>> Begin RAW DATA

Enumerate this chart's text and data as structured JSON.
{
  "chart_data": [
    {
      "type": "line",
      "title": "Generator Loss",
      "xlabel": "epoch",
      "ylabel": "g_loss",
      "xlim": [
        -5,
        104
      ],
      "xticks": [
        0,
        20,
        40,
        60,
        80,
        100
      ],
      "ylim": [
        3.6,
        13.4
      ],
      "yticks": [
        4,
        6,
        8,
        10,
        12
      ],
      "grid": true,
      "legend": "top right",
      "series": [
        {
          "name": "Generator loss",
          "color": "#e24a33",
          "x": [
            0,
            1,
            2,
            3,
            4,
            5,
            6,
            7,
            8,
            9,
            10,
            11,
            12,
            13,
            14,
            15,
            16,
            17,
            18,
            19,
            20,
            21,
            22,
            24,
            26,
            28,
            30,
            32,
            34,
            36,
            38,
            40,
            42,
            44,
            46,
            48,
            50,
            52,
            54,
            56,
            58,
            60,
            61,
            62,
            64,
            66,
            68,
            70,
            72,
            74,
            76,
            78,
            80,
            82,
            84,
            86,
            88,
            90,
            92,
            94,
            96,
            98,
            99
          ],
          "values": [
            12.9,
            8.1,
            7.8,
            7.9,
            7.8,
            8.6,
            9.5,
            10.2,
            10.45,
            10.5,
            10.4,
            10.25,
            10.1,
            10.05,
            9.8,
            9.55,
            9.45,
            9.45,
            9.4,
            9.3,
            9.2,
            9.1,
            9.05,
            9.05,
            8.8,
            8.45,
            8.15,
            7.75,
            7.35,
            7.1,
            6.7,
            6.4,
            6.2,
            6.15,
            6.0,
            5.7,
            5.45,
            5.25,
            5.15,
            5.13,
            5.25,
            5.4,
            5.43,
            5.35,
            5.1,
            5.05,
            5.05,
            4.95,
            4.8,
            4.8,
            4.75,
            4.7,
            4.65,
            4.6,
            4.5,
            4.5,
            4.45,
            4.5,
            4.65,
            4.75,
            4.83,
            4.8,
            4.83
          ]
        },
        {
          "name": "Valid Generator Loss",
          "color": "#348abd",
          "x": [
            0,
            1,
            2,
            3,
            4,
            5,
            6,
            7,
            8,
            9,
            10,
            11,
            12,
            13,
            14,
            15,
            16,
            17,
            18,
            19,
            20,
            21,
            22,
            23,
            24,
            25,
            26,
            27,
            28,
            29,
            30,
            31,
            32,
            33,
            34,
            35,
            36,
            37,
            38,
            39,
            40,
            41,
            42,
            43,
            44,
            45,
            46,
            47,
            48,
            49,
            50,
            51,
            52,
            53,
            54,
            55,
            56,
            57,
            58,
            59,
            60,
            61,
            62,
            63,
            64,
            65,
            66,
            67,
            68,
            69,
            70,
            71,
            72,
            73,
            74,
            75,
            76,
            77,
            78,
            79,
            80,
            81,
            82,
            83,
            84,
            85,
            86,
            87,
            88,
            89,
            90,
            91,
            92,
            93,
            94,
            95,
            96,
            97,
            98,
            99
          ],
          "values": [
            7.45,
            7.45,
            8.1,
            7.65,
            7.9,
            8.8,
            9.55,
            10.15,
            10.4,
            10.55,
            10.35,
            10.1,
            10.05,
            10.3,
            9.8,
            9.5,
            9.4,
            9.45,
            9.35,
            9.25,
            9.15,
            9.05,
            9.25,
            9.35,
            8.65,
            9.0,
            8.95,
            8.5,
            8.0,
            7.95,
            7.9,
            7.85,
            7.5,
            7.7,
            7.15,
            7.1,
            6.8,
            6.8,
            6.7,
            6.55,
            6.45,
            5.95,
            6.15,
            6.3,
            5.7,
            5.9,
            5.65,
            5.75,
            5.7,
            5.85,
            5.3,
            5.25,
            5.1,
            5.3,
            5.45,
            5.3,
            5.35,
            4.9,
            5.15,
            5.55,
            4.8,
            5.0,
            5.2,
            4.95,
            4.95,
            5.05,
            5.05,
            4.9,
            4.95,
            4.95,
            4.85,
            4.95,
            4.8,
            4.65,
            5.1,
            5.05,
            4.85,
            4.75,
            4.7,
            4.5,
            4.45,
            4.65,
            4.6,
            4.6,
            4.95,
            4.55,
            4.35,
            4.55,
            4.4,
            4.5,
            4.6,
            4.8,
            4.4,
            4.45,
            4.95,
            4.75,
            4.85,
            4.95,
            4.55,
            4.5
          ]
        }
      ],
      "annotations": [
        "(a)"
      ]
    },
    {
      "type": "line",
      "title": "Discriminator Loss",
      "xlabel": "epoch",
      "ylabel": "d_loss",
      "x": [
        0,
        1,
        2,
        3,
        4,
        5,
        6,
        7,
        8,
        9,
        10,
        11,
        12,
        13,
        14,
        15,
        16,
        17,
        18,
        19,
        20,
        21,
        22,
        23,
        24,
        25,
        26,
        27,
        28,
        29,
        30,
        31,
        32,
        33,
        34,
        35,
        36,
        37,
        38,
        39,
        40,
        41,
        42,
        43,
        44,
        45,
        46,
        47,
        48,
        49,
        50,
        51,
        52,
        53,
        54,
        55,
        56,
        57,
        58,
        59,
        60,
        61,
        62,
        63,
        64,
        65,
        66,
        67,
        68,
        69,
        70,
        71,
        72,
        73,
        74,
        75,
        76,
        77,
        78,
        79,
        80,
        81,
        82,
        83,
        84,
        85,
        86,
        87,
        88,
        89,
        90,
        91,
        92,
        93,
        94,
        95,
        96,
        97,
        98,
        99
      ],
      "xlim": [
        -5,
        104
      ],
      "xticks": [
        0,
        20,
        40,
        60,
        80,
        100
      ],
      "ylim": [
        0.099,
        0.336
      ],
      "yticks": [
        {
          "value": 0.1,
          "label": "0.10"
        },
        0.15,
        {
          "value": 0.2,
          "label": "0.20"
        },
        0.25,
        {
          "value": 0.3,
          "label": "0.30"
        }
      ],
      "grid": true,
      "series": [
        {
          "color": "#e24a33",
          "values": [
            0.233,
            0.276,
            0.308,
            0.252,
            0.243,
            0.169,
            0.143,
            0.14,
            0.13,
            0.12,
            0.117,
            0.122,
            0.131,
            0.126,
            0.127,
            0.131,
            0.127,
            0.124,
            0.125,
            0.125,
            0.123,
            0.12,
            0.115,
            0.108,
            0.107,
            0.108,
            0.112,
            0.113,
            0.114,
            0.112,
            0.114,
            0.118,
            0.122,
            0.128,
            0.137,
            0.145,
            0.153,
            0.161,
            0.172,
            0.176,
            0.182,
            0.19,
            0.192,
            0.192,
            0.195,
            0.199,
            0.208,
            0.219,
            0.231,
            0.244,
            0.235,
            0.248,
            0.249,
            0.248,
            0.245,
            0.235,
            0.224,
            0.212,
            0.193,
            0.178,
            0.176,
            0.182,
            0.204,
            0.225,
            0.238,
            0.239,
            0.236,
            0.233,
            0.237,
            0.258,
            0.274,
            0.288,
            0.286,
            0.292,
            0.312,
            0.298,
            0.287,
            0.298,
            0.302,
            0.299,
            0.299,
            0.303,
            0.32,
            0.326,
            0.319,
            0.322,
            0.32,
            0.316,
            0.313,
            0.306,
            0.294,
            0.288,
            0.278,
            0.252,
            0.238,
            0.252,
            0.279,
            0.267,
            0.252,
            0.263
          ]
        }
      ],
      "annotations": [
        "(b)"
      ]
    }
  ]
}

>> End RAW DATA

▶ GOAL OF THE EXERCISE: Make an exact copy of the data above.

▶ EXERCISE OUTPUT:
Enumerate this chart's text and data as structured JSON.
{
  "chart_data": [
    {
      "type": "line",
      "title": "Generator Loss",
      "xlabel": "epoch",
      "ylabel": "g_loss",
      "xlim": [
        -5,
        104
      ],
      "xticks": [
        0,
        20,
        40,
        60,
        80,
        100
      ],
      "ylim": [
        3.6,
        13.4
      ],
      "yticks": [
        4,
        6,
        8,
        10,
        12
      ],
      "grid": true,
      "legend": "top right",
      "series": [
        {
          "name": "Generator loss",
          "color": "#e24a33",
          "x": [
            0,
            1,
            2,
            3,
            4,
            5,
            6,
            7,
            8,
            9,
            10,
            11,
            12,
            13,
            14,
            15,
            16,
            17,
            18,
            19,
            20,
            21,
            22,
            24,
            26,
            28,
            30,
            32,
            34,
            36,
            38,
            40,
            42,
            44,
            46,
            48,
            50,
            52,
            54,
            56,
            58,
            60,
            61,
            62,
            64,
            66,
            68,
            70,
            72,
            74,
            76,
            78,
            80,
            82,
            84,
            86,
            88,
            90,
            92,
            94,
            96,
            98,
            99
          ],
          "values": [
            12.9,
            8.1,
            7.8,
            7.9,
            7.8,
            8.6,
            9.5,
            10.2,
            10.45,
            10.5,
            10.4,
            10.25,
            10.1,
            10.05,
            9.8,
            9.55,
            9.45,
            9.45,
            9.4,
            9.3,
            9.2,
            9.1,
            9.05,
            9.05,
            8.8,
            8.45,
            8.15,
            7.75,
            7.35,
            7.1,
            6.7,
            6.4,
            6.2,
            6.15,
            6.0,
            5.7,
            5.45,
            5.25,
            5.15,
            5.13,
            5.25,
            5.4,
            5.43,
            5.35,
            5.1,
            5.05,
            5.05,
            4.95,
            4.8,
            4.8,
            4.75,
            4.7,
            4.65,
            4.6,
            4.5,
            4.5,
            4.45,
            4.5,
            4.65,
            4.75,
            4.83,
            4.8,
            4.83
          ]
        },
        {
          "name": "Valid Generator Loss",
          "color": "#348abd",
          "x": [
            0,
            1,
            2,
            3,
            4,
            5,
            6,
            7,
            8,
            9,
            10,
            11,
            12,
            13,
            14,
            15,
            16,
            17,
            18,
            19,
            20,
            21,
            22,
            23,
            24,
            25,
            26,
            27,
            28,
            29,
            30,
            31,
            32,
            33,
            34,
            35,
            36,
            37,
            38,
            39,
            40,
            41,
            42,
            43,
            44,
            45,
            46,
            47,
            48,
            49,
            50,
            51,
            52,
            53,
            54,
            55,
            56,
            57,
            58,
            59,
            60,
            61,
            62,
            63,
            64,
            65,
            66,
            67,
            68,
            69,
            70,
            71,
            72,
            73,
            74,
            75,
            76,
            77,
            78,
            79,
            80,
            81,
            82,
            83,
            84,
            85,
            86,
            87,
            88,
            89,
            90,
            91,
            92,
            93,
            94,
            95,
            96,
            97,
            98,
            99
          ],
          "values": [
            7.45,
            7.45,
            8.1,
            7.65,
            7.9,
            8.8,
            9.55,
            10.15,
            10.4,
            10.55,
            10.35,
            10.1,
            10.05,
            10.3,
            9.8,
            9.5,
            9.4,
            9.45,
            9.35,
            9.25,
            9.15,
            9.05,
            9.25,
            9.35,
            8.65,
            9.0,
            8.95,
            8.5,
            8.0,
            7.95,
            7.9,
            7.85,
            7.5,
            7.7,
            7.15,
            7.1,
            6.8,
            6.8,
            6.7,
            6.55,
            6.45,
            5.95,
            6.15,
            6.3,
            5.7,
            5.9,
            5.65,
            5.75,
            5.7,
            5.85,
            5.3,
            5.25,
            5.1,
            5.3,
            5.45,
            5.3,
            5.35,
            4.9,
            5.15,
            5.55,
            4.8,
            5.0,
            5.2,
            4.95,
            4.95,
            5.05,
            5.05,
            4.9,
            4.95,
            4.95,
            4.85,
            4.95,
            4.8,
            4.65,
            5.1,
            5.05,
            4.85,
            4.75,
            4.7,
            4.5,
            4.45,
            4.65,
            4.6,
            4.6,
            4.95,
            4.55,
            4.35,
            4.55,
            4.4,
            4.5,
            4.6,
            4.8,
            4.4,
            4.45,
            4.95,
            4.75,
            4.85,
            4.95,
            4.55,
            4.5
          ]
        }
      ],
      "annotations": [
        "(a)"
      ]
    },
    {
      "type": "line",
      "title": "Discriminator Loss",
      "xlabel": "epoch",
      "ylabel": "d_loss",
      "x": [
        0,
        1,
        2,
        3,
        4,
        5,
        6,
        7,
        8,
        9,
        10,
        11,
        12,
        13,
        14,
        15,
        16,
        17,
        18,
        19,
        20,
        21,
        22,
        23,
        24,
        25,
        26,
        27,
        28,
        29,
        30,
        31,
        32,
        33,
        34,
        35,
        36,
        37,
        38,
        39,
        40,
        41,
        42,
        43,
        44,
        45,
        46,
        47,
        48,
        49,
        50,
        51,
        52,
        53,
        54,
        55,
        56,
        57,
        58,
        59,
        60,
        61,
        62,
        63,
        64,
        65,
        66,
        67,
        68,
        69,
        70,
        71,
        72,
        73,
        74,
        75,
        76,
        77,
        78,
        79,
        80,
        81,
        82,
        83,
        84,
        85,
        86,
        87,
        88,
        89,
        90,
        91,
        92,
        93,
        94,
        95,
        96,
        97,
        98,
        99
      ],
      "xlim": [
        -5,
        104
      ],
      "xticks": [
        0,
        20,
        40,
        60,
        80,
        100
      ],
      "ylim": [
        0.099,
        0.336
      ],
      "yticks": [
        {
          "value": 0.1,
          "label": "0.10"
        },
        0.15,
        {
          "value": 0.2,
          "label": "0.20"
        },
        0.25,
        {
          "value": 0.3,
          "label": "0.30"
        }
      ],
      "grid": true,
      "series": [
        {
          "color": "#e24a33",
          "values": [
            0.233,
            0.276,
            0.308,
            0.252,
            0.243,
            0.169,
            0.143,
            0.14,
            0.13,
            0.12,
            0.117,
            0.122,
            0.131,
            0.126,
            0.127,
            0.131,
            0.127,
            0.124,
            0.125,
            0.125,
            0.123,
            0.12,
            0.115,
            0.108,
            0.107,
            0.108,
            0.112,
            0.113,
            0.114,
            0.112,
            0.114,
            0.118,
            0.122,
            0.128,
            0.137,
            0.145,
            0.153,
            0.161,
            0.172,
            0.176,
            0.182,
            0.19,
            0.192,
            0.192,
            0.195,
            0.199,
            0.208,
            0.219,
            0.231,
            0.244,
            0.235,
            0.248,
            0.249,
            0.248,
            0.245,
            0.235,
            0.224,
            0.212,
            0.193,
            0.178,
            0.176,
            0.182,
            0.204,
            0.225,
            0.238,
            0.239,
            0.236,
            0.233,
            0.237,
            0.258,
            0.274,
            0.288,
            0.286,
            0.292,
            0.312,
            0.298,
            0.287,
            0.298,
            0.302,
            0.299,
            0.299,
            0.303,
            0.32,
            0.326,
            0.319,
            0.322,
            0.32,
            0.316,
            0.313,
            0.306,
            0.294,
            0.288,
            0.278,
            0.252,
            0.238,
            0.252,
            0.279,
            0.267,
            0.252,
            0.263
          ]
        }
      ],
      "annotations": [
        "(b)"
      ]
    }
  ]
}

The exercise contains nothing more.